▶ **Aim of the exercise**: Reproduce the records below word for word, line by line, with nothing changed, added, or left out.
*-*-*
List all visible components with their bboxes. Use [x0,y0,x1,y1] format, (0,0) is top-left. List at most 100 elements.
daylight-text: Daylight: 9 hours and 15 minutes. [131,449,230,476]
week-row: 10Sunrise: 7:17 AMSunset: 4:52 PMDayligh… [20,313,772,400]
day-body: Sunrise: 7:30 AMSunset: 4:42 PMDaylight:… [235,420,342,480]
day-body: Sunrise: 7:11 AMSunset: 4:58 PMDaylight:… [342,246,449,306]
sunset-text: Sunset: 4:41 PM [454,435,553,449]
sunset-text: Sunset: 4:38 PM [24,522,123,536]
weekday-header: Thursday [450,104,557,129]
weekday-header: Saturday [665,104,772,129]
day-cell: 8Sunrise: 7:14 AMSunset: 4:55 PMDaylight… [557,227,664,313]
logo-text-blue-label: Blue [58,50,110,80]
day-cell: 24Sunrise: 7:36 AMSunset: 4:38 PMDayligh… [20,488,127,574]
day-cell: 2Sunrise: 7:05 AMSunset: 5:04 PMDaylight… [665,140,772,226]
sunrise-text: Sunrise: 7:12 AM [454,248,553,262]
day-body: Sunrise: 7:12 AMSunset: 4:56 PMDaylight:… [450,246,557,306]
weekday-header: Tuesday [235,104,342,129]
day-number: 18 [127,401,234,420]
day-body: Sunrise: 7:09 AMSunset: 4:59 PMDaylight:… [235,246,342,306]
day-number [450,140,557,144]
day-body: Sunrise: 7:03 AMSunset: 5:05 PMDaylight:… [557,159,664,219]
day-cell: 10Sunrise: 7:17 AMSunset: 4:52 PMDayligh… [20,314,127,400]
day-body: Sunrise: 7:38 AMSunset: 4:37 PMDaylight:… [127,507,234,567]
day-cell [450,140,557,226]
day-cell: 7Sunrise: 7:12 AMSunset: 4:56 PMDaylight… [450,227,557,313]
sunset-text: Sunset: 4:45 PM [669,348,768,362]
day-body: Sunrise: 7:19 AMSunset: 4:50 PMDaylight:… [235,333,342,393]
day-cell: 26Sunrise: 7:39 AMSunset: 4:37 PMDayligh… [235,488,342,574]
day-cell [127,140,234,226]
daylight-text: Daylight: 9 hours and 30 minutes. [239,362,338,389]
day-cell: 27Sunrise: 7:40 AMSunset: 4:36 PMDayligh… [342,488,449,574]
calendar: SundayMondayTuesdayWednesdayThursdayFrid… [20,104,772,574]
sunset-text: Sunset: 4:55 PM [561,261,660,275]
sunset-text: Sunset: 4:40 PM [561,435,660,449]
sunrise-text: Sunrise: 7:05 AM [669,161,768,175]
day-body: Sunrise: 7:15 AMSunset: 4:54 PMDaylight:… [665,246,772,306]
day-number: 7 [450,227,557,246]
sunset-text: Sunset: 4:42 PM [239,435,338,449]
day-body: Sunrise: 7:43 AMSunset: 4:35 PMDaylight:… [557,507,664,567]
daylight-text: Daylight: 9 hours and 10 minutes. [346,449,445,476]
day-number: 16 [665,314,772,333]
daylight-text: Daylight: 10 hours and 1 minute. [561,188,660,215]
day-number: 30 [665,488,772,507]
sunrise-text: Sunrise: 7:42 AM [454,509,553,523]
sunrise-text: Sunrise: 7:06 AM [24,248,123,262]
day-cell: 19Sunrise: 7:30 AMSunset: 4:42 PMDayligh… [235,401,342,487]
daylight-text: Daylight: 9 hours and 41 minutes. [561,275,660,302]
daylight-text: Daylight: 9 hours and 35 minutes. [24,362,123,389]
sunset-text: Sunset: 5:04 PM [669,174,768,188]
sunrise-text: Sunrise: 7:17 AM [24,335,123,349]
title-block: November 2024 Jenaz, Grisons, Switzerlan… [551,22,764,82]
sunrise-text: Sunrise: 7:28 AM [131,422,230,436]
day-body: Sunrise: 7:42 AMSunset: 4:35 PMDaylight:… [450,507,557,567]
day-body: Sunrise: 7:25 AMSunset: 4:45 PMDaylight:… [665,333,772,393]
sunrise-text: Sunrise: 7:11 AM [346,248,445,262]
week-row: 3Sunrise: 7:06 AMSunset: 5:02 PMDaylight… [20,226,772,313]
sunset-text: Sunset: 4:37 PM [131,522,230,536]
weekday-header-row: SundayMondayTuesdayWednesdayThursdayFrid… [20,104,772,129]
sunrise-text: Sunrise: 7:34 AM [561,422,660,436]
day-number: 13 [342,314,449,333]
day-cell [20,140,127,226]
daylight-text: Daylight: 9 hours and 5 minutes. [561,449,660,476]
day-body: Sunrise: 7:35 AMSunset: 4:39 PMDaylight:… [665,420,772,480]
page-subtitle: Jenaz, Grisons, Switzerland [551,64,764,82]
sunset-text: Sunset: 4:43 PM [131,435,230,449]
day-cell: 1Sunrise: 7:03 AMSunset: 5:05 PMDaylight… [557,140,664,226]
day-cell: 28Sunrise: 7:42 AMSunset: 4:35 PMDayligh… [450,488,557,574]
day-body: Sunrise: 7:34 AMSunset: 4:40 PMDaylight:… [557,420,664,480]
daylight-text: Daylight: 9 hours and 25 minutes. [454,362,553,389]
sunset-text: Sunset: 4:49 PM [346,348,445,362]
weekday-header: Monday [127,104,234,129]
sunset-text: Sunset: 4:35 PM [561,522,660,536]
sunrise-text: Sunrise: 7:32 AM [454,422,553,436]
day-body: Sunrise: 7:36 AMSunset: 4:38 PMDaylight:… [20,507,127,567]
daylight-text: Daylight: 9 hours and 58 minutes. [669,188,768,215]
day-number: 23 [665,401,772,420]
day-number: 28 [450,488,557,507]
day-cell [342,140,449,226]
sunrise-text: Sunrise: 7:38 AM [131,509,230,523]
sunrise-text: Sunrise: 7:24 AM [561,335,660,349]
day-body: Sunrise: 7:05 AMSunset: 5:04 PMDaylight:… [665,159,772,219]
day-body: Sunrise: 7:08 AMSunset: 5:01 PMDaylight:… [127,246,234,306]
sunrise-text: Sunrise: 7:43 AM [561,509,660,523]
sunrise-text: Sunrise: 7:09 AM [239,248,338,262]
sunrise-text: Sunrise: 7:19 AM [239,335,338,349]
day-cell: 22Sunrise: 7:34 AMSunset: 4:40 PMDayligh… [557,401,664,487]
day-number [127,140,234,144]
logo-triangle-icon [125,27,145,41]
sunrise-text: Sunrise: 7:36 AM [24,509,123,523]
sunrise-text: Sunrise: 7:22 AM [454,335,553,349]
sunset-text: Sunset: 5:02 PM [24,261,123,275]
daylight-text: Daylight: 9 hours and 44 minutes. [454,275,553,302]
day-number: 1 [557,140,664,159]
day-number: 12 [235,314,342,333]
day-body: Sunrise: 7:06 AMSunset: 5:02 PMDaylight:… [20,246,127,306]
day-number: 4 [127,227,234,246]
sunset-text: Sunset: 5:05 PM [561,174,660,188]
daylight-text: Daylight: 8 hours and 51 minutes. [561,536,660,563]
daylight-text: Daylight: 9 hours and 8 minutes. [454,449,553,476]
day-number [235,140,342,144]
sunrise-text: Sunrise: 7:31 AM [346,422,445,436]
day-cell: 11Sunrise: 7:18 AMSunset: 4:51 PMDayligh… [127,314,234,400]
*-*-*
▶ **Complete output**:
List all visible components with their bboxes. Use [x0,y0,x1,y1] format, (0,0) is top-left. List at most 100 elements.
daylight-text: Daylight: 9 hours and 15 minutes. [131,449,230,476]
week-row: 10Sunrise: 7:17 AMSunset: 4:52 PMDayligh… [20,313,772,400]
day-body: Sunrise: 7:30 AMSunset: 4:42 PMDaylight:… [235,420,342,480]
day-body: Sunrise: 7:11 AMSunset: 4:58 PMDaylight:… [342,246,449,306]
sunset-text: Sunset: 4:41 PM [454,435,553,449]
sunset-text: Sunset: 4:38 PM [24,522,123,536]
weekday-header: Thursday [450,104,557,129]
weekday-header: Saturday [665,104,772,129]
day-cell: 8Sunrise: 7:14 AMSunset: 4:55 PMDaylight… [557,227,664,313]
logo-text-blue-label: Blue [58,50,110,80]
day-cell: 24Sunrise: 7:36 AMSunset: 4:38 PMDayligh… [20,488,127,574]
day-cell: 2Sunrise: 7:05 AMSunset: 5:04 PMDaylight… [665,140,772,226]
sunrise-text: Sunrise: 7:12 AM [454,248,553,262]
day-body: Sunrise: 7:12 AMSunset: 4:56 PMDaylight:… [450,246,557,306]
weekday-header: Tuesday [235,104,342,129]
day-number: 18 [127,401,234,420]
day-body: Sunrise: 7:09 AMSunset: 4:59 PMDaylight:… [235,246,342,306]
day-number [450,140,557,144]
day-body: Sunrise: 7:03 AMSunset: 5:05 PMDaylight:… [557,159,664,219]
day-cell: 10Sunrise: 7:17 AMSunset: 4:52 PMDayligh… [20,314,127,400]
day-body: Sunrise: 7:38 AMSunset: 4:37 PMDaylight:… [127,507,234,567]
day-cell [450,140,557,226]
day-cell: 7Sunrise: 7:12 AMSunset: 4:56 PMDaylight… [450,227,557,313]
sunset-text: Sunset: 4:45 PM [669,348,768,362]
day-body: Sunrise: 7:19 AMSunset: 4:50 PMDaylight:… [235,333,342,393]
day-cell: 26Sunrise: 7:39 AMSunset: 4:37 PMDayligh… [235,488,342,574]
day-cell [127,140,234,226]
daylight-text: Daylight: 9 hours and 30 minutes. [239,362,338,389]
day-cell: 27Sunrise: 7:40 AMSunset: 4:36 PMDayligh… [342,488,449,574]
calendar: SundayMondayTuesdayWednesdayThursdayFrid… [20,104,772,574]
sunset-text: Sunset: 4:55 PM [561,261,660,275]
sunset-text: Sunset: 4:40 PM [561,435,660,449]
sunrise-text: Sunrise: 7:05 AM [669,161,768,175]
day-body: Sunrise: 7:15 AMSunset: 4:54 PMDaylight:… [665,246,772,306]
day-number: 7 [450,227,557,246]
sunset-text: Sunset: 4:42 PM [239,435,338,449]
day-body: Sunrise: 7:43 AMSunset: 4:35 PMDaylight:… [557,507,664,567]
daylight-text: Daylight: 9 hours and 10 minutes. [346,449,445,476]
day-number: 16 [665,314,772,333]
daylight-text: Daylight: 10 hours and 1 minute. [561,188,660,215]
day-number: 30 [665,488,772,507]
sunrise-text: Sunrise: 7:42 AM [454,509,553,523]
sunrise-text: Sunrise: 7:06 AM [24,248,123,262]
day-cell: 19Sunrise: 7:30 AMSunset: 4:42 PMDayligh… [235,401,342,487]
daylight-text: Daylight: 9 hours and 41 minutes. [561,275,660,302]
daylight-text: Daylight: 9 hours and 35 minutes. [24,362,123,389]
sunset-text: Sunset: 5:04 PM [669,174,768,188]
sunrise-text: Sunrise: 7:17 AM [24,335,123,349]
title-block: November 2024 Jenaz, Grisons, Switzerlan… [551,22,764,82]
sunrise-text: Sunrise: 7:28 AM [131,422,230,436]
day-body: Sunrise: 7:42 AMSunset: 4:35 PMDaylight:… [450,507,557,567]
day-body: Sunrise: 7:25 AMSunset: 4:45 PMDaylight:… [665,333,772,393]
sunrise-text: Sunrise: 7:11 AM [346,248,445,262]
week-row: 3Sunrise: 7:06 AMSunset: 5:02 PMDaylight… [20,226,772,313]
sunset-text: Sunset: 4:37 PM [131,522,230,536]
weekday-header-row: SundayMondayTuesdayWednesdayThursdayFrid… [20,104,772,129]
sunrise-text: Sunrise: 7:34 AM [561,422,660,436]
day-number: 13 [342,314,449,333]
day-cell [20,140,127,226]
daylight-text: Daylight: 9 hours and 5 minutes. [561,449,660,476]
day-body: Sunrise: 7:35 AMSunset: 4:39 PMDaylight:… [665,420,772,480]
page-subtitle: Jenaz, Grisons, Switzerland [551,64,764,82]
sunset-text: Sunset: 4:43 PM [131,435,230,449]
day-cell: 1Sunrise: 7:03 AMSunset: 5:05 PMDaylight… [557,140,664,226]
day-cell: 28Sunrise: 7:42 AMSunset: 4:35 PMDayligh… [450,488,557,574]
day-body: Sunrise: 7:34 AMSunset: 4:40 PMDaylight:… [557,420,664,480]
daylight-text: Daylight: 9 hours and 25 minutes. [454,362,553,389]
sunset-text: Sunset: 4:49 PM [346,348,445,362]
weekday-header: Monday [127,104,234,129]
sunset-text: Sunset: 4:35 PM [561,522,660,536]
sunrise-text: Sunrise: 7:32 AM [454,422,553,436]
day-body: Sunrise: 7:36 AMSunset: 4:38 PMDaylight:… [20,507,127,567]
daylight-text: Daylight: 9 hours and 58 minutes. [669,188,768,215]
day-number: 23 [665,401,772,420]
day-number: 28 [450,488,557,507]
day-cell [342,140,449,226]
sunrise-text: Sunrise: 7:38 AM [131,509,230,523]
sunrise-text: Sunrise: 7:24 AM [561,335,660,349]
day-body: Sunrise: 7:05 AMSunset: 5:04 PMDaylight:… [665,159,772,219]
day-body: Sunrise: 7:08 AMSunset: 5:01 PMDaylight:… [127,246,234,306]
sunrise-text: Sunrise: 7:43 AM [561,509,660,523]
sunrise-text: Sunrise: 7:09 AM [239,248,338,262]
sunrise-text: Sunrise: 7:19 AM [239,335,338,349]
day-cell: 22Sunrise: 7:34 AMSunset: 4:40 PMDayligh… [557,401,664,487]
day-number [127,140,234,144]
logo-triangle-icon [125,27,145,41]
sunrise-text: Sunrise: 7:36 AM [24,509,123,523]
sunrise-text: Sunrise: 7:22 AM [454,335,553,349]
sunset-text: Sunset: 5:02 PM [24,261,123,275]
daylight-text: Daylight: 9 hours and 44 minutes. [454,275,553,302]
day-number: 1 [557,140,664,159]
day-number: 12 [235,314,342,333]
day-body: Sunrise: 7:06 AMSunset: 5:02 PMDaylight:… [20,246,127,306]
day-number: 4 [127,227,234,246]
sunset-text: Sunset: 5:05 PM [561,174,660,188]
daylight-text: Daylight: 8 hours and 51 minutes. [561,536,660,563]
daylight-text: Daylight: 9 hours and 8 minutes. [454,449,553,476]
day-number [235,140,342,144]
sunrise-text: Sunrise: 7:31 AM [346,422,445,436]
day-cell: 11Sunrise: 7:18 AMSunset: 4:51 PMDayligh… [127,314,234,400]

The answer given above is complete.